Stored records:
****************************************

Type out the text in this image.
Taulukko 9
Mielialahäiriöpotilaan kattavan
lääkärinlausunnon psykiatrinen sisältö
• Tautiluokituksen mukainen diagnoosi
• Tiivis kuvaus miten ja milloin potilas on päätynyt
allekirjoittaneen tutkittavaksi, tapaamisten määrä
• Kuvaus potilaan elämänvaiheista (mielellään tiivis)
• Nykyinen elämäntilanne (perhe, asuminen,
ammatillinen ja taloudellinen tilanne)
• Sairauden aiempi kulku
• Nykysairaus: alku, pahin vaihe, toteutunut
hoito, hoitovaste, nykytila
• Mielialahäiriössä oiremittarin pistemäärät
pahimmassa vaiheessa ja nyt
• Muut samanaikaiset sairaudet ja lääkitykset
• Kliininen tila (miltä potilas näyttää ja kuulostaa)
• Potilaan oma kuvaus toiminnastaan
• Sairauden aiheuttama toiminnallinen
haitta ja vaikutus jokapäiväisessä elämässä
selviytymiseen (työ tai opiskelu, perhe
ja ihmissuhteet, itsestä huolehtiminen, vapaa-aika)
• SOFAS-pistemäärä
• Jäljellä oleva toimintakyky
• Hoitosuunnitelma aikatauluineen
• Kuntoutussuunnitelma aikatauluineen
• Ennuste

****************************************

Go through the entries above and pull out each line with "Sairauden" in it.

### EXERCISE RESPONSE
• Sairauden aiempi kulku
• Sairauden aiheuttama toiminnallinen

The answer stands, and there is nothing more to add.